═════ Record set

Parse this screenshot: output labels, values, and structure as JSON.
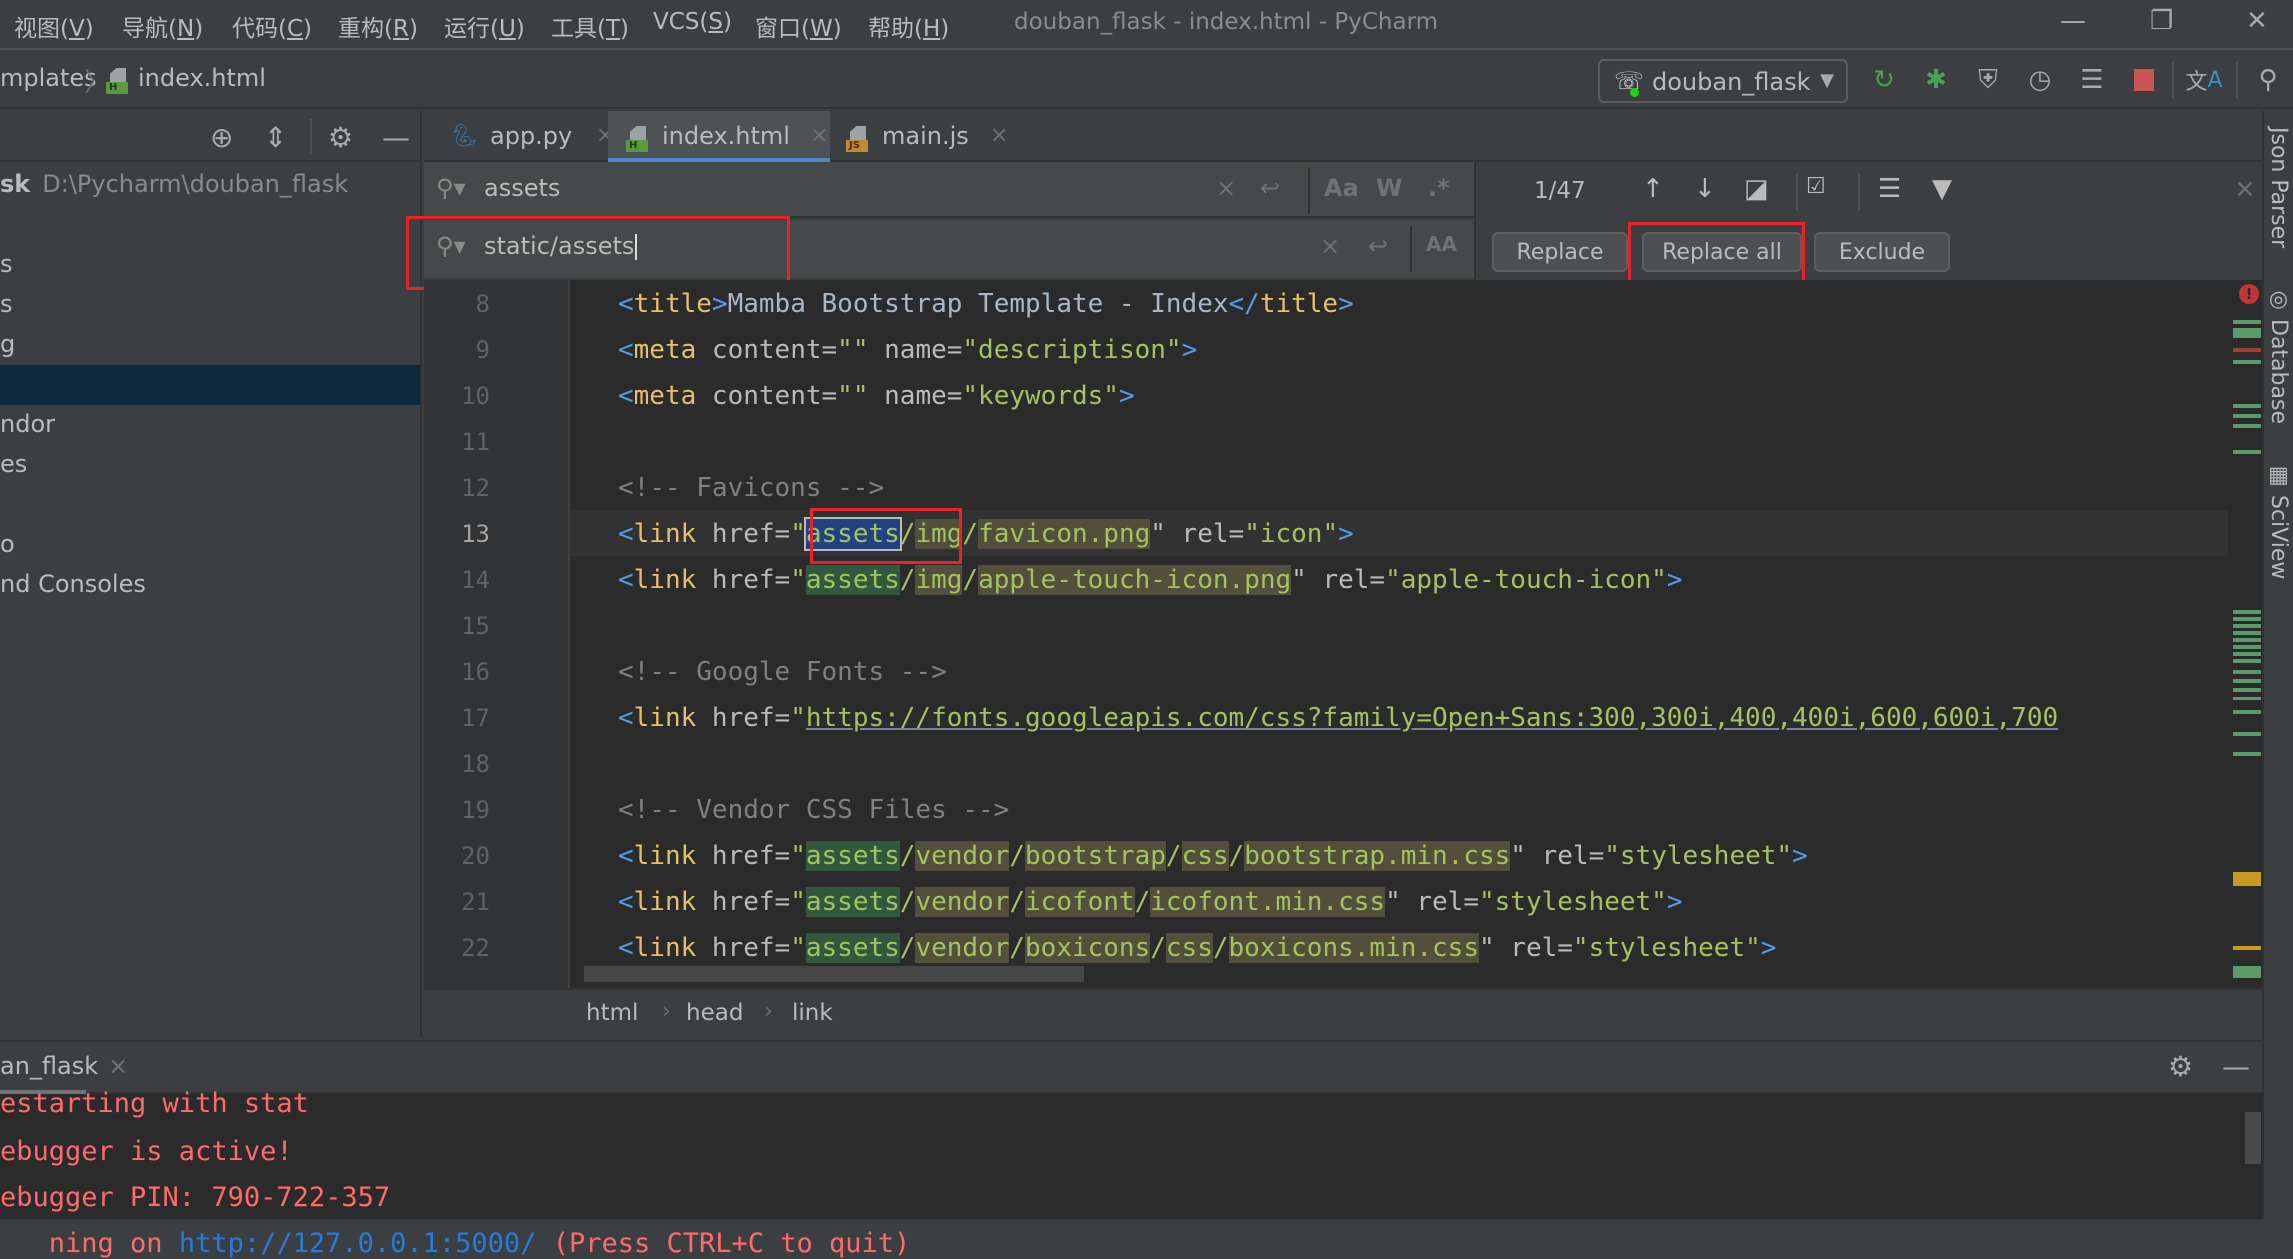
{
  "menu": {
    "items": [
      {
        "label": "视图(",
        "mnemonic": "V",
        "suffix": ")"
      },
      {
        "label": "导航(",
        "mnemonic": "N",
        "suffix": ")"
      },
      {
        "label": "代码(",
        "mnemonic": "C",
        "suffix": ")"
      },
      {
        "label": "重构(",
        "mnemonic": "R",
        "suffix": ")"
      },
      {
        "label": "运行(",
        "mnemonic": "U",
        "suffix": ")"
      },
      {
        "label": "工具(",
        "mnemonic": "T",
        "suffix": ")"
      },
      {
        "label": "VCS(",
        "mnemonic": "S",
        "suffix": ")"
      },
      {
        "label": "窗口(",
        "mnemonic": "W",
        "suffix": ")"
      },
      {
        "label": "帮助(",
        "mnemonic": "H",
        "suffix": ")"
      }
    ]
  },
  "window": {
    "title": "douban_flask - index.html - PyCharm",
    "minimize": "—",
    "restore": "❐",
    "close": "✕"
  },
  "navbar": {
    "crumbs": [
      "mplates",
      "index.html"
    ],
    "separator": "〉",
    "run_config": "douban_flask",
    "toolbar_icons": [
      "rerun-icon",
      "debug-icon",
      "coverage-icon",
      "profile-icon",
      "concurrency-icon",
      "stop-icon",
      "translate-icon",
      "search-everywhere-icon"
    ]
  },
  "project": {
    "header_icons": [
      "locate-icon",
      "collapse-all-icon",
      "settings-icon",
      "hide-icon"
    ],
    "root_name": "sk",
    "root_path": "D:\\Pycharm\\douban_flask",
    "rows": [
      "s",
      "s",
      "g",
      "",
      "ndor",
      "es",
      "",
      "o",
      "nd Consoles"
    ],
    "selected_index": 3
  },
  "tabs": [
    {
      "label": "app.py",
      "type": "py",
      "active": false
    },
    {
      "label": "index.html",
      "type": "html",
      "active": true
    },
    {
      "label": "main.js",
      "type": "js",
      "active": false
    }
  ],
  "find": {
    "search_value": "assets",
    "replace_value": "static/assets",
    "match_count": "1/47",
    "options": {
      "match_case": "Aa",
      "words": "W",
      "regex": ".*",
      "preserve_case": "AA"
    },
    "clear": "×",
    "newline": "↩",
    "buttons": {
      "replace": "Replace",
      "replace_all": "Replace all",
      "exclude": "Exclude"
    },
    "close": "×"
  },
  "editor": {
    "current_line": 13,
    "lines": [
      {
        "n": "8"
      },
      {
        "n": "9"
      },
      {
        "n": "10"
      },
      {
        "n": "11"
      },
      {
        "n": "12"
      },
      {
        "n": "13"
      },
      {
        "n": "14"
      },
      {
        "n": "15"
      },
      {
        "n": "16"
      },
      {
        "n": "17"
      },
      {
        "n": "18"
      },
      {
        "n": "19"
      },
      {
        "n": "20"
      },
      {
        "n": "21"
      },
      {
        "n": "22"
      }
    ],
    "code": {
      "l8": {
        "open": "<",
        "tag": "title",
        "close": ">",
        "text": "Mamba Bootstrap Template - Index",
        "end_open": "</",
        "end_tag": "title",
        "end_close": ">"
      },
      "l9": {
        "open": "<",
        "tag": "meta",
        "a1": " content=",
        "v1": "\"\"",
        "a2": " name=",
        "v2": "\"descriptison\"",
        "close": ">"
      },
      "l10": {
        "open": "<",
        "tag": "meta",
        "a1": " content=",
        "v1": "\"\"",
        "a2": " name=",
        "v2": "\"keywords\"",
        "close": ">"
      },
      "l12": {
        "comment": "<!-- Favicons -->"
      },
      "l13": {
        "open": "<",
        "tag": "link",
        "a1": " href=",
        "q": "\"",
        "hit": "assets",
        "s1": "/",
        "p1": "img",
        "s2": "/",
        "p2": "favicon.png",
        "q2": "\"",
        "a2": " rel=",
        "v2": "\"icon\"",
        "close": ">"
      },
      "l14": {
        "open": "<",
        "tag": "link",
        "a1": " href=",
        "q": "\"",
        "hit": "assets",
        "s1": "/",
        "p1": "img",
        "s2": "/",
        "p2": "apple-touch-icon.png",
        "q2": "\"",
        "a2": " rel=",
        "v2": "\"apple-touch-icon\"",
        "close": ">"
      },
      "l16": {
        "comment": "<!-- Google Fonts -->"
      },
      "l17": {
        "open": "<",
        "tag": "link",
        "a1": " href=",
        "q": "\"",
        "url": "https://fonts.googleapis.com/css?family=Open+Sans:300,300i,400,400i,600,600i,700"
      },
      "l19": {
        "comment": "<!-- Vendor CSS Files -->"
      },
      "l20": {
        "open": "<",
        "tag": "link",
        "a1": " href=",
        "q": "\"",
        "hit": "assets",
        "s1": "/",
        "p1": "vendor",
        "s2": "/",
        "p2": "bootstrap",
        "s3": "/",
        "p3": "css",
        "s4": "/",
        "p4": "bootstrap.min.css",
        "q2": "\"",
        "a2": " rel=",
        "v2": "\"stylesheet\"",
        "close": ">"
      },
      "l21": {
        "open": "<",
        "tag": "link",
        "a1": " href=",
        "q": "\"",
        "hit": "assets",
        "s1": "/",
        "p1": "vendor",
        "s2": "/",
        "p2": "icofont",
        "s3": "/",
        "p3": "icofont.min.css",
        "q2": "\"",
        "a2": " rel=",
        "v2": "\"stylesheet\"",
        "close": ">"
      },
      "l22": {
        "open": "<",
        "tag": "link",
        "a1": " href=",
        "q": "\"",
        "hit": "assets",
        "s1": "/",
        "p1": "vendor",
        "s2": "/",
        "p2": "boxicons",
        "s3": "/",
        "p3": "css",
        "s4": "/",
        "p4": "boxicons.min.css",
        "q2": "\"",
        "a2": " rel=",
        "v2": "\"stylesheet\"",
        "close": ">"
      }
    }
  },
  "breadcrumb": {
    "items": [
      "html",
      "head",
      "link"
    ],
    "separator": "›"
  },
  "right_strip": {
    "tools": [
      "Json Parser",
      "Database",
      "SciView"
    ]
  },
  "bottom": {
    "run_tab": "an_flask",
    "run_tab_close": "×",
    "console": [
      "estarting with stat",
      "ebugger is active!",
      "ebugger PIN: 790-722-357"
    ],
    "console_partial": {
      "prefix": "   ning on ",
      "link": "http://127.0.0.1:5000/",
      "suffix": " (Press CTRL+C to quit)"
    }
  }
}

══════════

* Written exercise: Make an exact copy of the data above, pictures excluded.

* Result below:
Parse this screenshot: output labels, values, and structure as JSON.
{
  "menu": {
    "items": [
      {
        "label": "视图(",
        "mnemonic": "V",
        "suffix": ")"
      },
      {
        "label": "导航(",
        "mnemonic": "N",
        "suffix": ")"
      },
      {
        "label": "代码(",
        "mnemonic": "C",
        "suffix": ")"
      },
      {
        "label": "重构(",
        "mnemonic": "R",
        "suffix": ")"
      },
      {
        "label": "运行(",
        "mnemonic": "U",
        "suffix": ")"
      },
      {
        "label": "工具(",
        "mnemonic": "T",
        "suffix": ")"
      },
      {
        "label": "VCS(",
        "mnemonic": "S",
        "suffix": ")"
      },
      {
        "label": "窗口(",
        "mnemonic": "W",
        "suffix": ")"
      },
      {
        "label": "帮助(",
        "mnemonic": "H",
        "suffix": ")"
      }
    ]
  },
  "window": {
    "title": "douban_flask - index.html - PyCharm",
    "minimize": "—",
    "restore": "❐",
    "close": "✕"
  },
  "navbar": {
    "crumbs": [
      "mplates",
      "index.html"
    ],
    "separator": "〉",
    "run_config": "douban_flask",
    "toolbar_icons": [
      "rerun-icon",
      "debug-icon",
      "coverage-icon",
      "profile-icon",
      "concurrency-icon",
      "stop-icon",
      "translate-icon",
      "search-everywhere-icon"
    ]
  },
  "project": {
    "header_icons": [
      "locate-icon",
      "collapse-all-icon",
      "settings-icon",
      "hide-icon"
    ],
    "root_name": "sk",
    "root_path": "D:\\Pycharm\\douban_flask",
    "rows": [
      "s",
      "s",
      "g",
      "",
      "ndor",
      "es",
      "",
      "o",
      "nd Consoles"
    ],
    "selected_index": 3
  },
  "tabs": [
    {
      "label": "app.py",
      "type": "py",
      "active": false
    },
    {
      "label": "index.html",
      "type": "html",
      "active": true
    },
    {
      "label": "main.js",
      "type": "js",
      "active": false
    }
  ],
  "find": {
    "search_value": "assets",
    "replace_value": "static/assets",
    "match_count": "1/47",
    "options": {
      "match_case": "Aa",
      "words": "W",
      "regex": ".*",
      "preserve_case": "AA"
    },
    "clear": "×",
    "newline": "↩",
    "buttons": {
      "replace": "Replace",
      "replace_all": "Replace all",
      "exclude": "Exclude"
    },
    "close": "×"
  },
  "editor": {
    "current_line": 13,
    "lines": [
      {
        "n": "8"
      },
      {
        "n": "9"
      },
      {
        "n": "10"
      },
      {
        "n": "11"
      },
      {
        "n": "12"
      },
      {
        "n": "13"
      },
      {
        "n": "14"
      },
      {
        "n": "15"
      },
      {
        "n": "16"
      },
      {
        "n": "17"
      },
      {
        "n": "18"
      },
      {
        "n": "19"
      },
      {
        "n": "20"
      },
      {
        "n": "21"
      },
      {
        "n": "22"
      }
    ],
    "code": {
      "l8": {
        "open": "<",
        "tag": "title",
        "close": ">",
        "text": "Mamba Bootstrap Template - Index",
        "end_open": "</",
        "end_tag": "title",
        "end_close": ">"
      },
      "l9": {
        "open": "<",
        "tag": "meta",
        "a1": " content=",
        "v1": "\"\"",
        "a2": " name=",
        "v2": "\"descriptison\"",
        "close": ">"
      },
      "l10": {
        "open": "<",
        "tag": "meta",
        "a1": " content=",
        "v1": "\"\"",
        "a2": " name=",
        "v2": "\"keywords\"",
        "close": ">"
      },
      "l12": {
        "comment": "<!-- Favicons -->"
      },
      "l13": {
        "open": "<",
        "tag": "link",
        "a1": " href=",
        "q": "\"",
        "hit": "assets",
        "s1": "/",
        "p1": "img",
        "s2": "/",
        "p2": "favicon.png",
        "q2": "\"",
        "a2": " rel=",
        "v2": "\"icon\"",
        "close": ">"
      },
      "l14": {
        "open": "<",
        "tag": "link",
        "a1": " href=",
        "q": "\"",
        "hit": "assets",
        "s1": "/",
        "p1": "img",
        "s2": "/",
        "p2": "apple-touch-icon.png",
        "q2": "\"",
        "a2": " rel=",
        "v2": "\"apple-touch-icon\"",
        "close": ">"
      },
      "l16": {
        "comment": "<!-- Google Fonts -->"
      },
      "l17": {
        "open": "<",
        "tag": "link",
        "a1": " href=",
        "q": "\"",
        "url": "https://fonts.googleapis.com/css?family=Open+Sans:300,300i,400,400i,600,600i,700"
      },
      "l19": {
        "comment": "<!-- Vendor CSS Files -->"
      },
      "l20": {
        "open": "<",
        "tag": "link",
        "a1": " href=",
        "q": "\"",
        "hit": "assets",
        "s1": "/",
        "p1": "vendor",
        "s2": "/",
        "p2": "bootstrap",
        "s3": "/",
        "p3": "css",
        "s4": "/",
        "p4": "bootstrap.min.css",
        "q2": "\"",
        "a2": " rel=",
        "v2": "\"stylesheet\"",
        "close": ">"
      },
      "l21": {
        "open": "<",
        "tag": "link",
        "a1": " href=",
        "q": "\"",
        "hit": "assets",
        "s1": "/",
        "p1": "vendor",
        "s2": "/",
        "p2": "icofont",
        "s3": "/",
        "p3": "icofont.min.css",
        "q2": "\"",
        "a2": " rel=",
        "v2": "\"stylesheet\"",
        "close": ">"
      },
      "l22": {
        "open": "<",
        "tag": "link",
        "a1": " href=",
        "q": "\"",
        "hit": "assets",
        "s1": "/",
        "p1": "vendor",
        "s2": "/",
        "p2": "boxicons",
        "s3": "/",
        "p3": "css",
        "s4": "/",
        "p4": "boxicons.min.css",
        "q2": "\"",
        "a2": " rel=",
        "v2": "\"stylesheet\"",
        "close": ">"
      }
    }
  },
  "breadcrumb": {
    "items": [
      "html",
      "head",
      "link"
    ],
    "separator": "›"
  },
  "right_strip": {
    "tools": [
      "Json Parser",
      "Database",
      "SciView"
    ]
  },
  "bottom": {
    "run_tab": "an_flask",
    "run_tab_close": "×",
    "console": [
      "estarting with stat",
      "ebugger is active!",
      "ebugger PIN: 790-722-357"
    ],
    "console_partial": {
      "prefix": "   ning on ",
      "link": "http://127.0.0.1:5000/",
      "suffix": " (Press CTRL+C to quit)"
    }
  }
}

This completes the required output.